**GIVEN REQUEST**
Images excluded, repeat each entry below exactly.

━━━━━ MATERIAL ━━━━━

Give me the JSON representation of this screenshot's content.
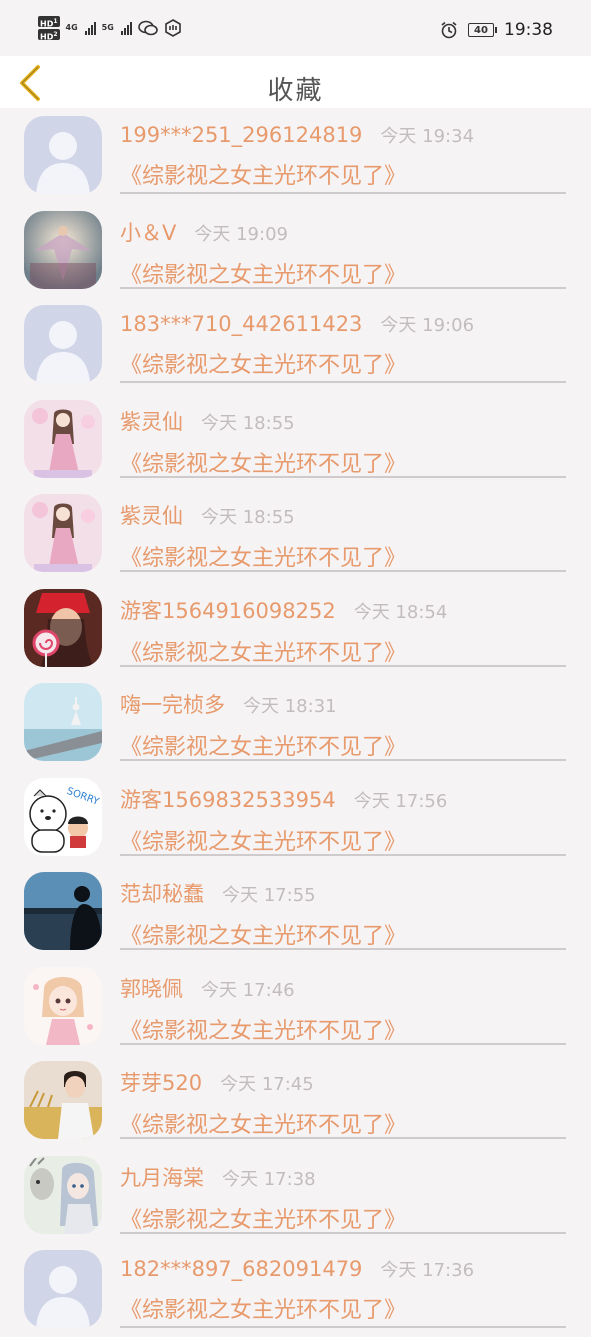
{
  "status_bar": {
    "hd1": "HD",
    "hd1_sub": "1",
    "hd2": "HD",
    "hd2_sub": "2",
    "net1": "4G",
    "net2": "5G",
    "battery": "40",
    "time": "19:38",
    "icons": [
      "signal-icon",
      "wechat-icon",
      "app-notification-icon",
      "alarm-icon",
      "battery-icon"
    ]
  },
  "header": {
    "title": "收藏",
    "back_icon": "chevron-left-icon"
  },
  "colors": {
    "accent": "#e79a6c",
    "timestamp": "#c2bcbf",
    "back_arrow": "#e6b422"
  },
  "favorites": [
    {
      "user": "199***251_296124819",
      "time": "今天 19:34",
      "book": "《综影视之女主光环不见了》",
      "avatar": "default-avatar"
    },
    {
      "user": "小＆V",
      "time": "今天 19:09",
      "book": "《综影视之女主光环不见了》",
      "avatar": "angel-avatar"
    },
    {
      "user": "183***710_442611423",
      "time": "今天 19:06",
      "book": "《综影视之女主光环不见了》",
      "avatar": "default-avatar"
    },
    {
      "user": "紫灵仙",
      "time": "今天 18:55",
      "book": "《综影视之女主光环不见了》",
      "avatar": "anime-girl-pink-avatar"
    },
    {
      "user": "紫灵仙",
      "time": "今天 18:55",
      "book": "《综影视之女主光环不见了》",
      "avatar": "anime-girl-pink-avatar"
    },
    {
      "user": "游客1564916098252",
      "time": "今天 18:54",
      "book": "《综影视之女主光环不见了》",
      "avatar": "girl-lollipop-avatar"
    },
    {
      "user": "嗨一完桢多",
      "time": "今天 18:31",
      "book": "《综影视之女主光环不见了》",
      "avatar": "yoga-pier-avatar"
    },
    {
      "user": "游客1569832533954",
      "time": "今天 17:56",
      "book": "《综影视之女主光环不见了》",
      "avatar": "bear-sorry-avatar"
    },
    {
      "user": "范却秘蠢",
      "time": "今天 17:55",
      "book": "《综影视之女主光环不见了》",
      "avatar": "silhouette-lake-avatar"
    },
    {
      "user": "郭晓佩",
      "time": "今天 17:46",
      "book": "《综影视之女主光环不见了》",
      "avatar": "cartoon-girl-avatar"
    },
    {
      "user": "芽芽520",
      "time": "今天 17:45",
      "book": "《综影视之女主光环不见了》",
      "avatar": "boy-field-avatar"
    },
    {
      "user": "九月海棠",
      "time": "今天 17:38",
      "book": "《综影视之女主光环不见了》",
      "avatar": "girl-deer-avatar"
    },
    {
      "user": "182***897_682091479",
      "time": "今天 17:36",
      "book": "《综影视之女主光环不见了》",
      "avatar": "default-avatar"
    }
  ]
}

━━━━━

**EXERCISE SOLUTION**
Give me the JSON representation of this screenshot's content.
{
  "status_bar": {
    "hd1": "HD",
    "hd1_sub": "1",
    "hd2": "HD",
    "hd2_sub": "2",
    "net1": "4G",
    "net2": "5G",
    "battery": "40",
    "time": "19:38",
    "icons": [
      "signal-icon",
      "wechat-icon",
      "app-notification-icon",
      "alarm-icon",
      "battery-icon"
    ]
  },
  "header": {
    "title": "收藏",
    "back_icon": "chevron-left-icon"
  },
  "colors": {
    "accent": "#e79a6c",
    "timestamp": "#c2bcbf",
    "back_arrow": "#e6b422"
  },
  "favorites": [
    {
      "user": "199***251_296124819",
      "time": "今天 19:34",
      "book": "《综影视之女主光环不见了》",
      "avatar": "default-avatar"
    },
    {
      "user": "小＆V",
      "time": "今天 19:09",
      "book": "《综影视之女主光环不见了》",
      "avatar": "angel-avatar"
    },
    {
      "user": "183***710_442611423",
      "time": "今天 19:06",
      "book": "《综影视之女主光环不见了》",
      "avatar": "default-avatar"
    },
    {
      "user": "紫灵仙",
      "time": "今天 18:55",
      "book": "《综影视之女主光环不见了》",
      "avatar": "anime-girl-pink-avatar"
    },
    {
      "user": "紫灵仙",
      "time": "今天 18:55",
      "book": "《综影视之女主光环不见了》",
      "avatar": "anime-girl-pink-avatar"
    },
    {
      "user": "游客1564916098252",
      "time": "今天 18:54",
      "book": "《综影视之女主光环不见了》",
      "avatar": "girl-lollipop-avatar"
    },
    {
      "user": "嗨一完桢多",
      "time": "今天 18:31",
      "book": "《综影视之女主光环不见了》",
      "avatar": "yoga-pier-avatar"
    },
    {
      "user": "游客1569832533954",
      "time": "今天 17:56",
      "book": "《综影视之女主光环不见了》",
      "avatar": "bear-sorry-avatar"
    },
    {
      "user": "范却秘蠢",
      "time": "今天 17:55",
      "book": "《综影视之女主光环不见了》",
      "avatar": "silhouette-lake-avatar"
    },
    {
      "user": "郭晓佩",
      "time": "今天 17:46",
      "book": "《综影视之女主光环不见了》",
      "avatar": "cartoon-girl-avatar"
    },
    {
      "user": "芽芽520",
      "time": "今天 17:45",
      "book": "《综影视之女主光环不见了》",
      "avatar": "boy-field-avatar"
    },
    {
      "user": "九月海棠",
      "time": "今天 17:38",
      "book": "《综影视之女主光环不见了》",
      "avatar": "girl-deer-avatar"
    },
    {
      "user": "182***897_682091479",
      "time": "今天 17:36",
      "book": "《综影视之女主光环不见了》",
      "avatar": "default-avatar"
    }
  ]
}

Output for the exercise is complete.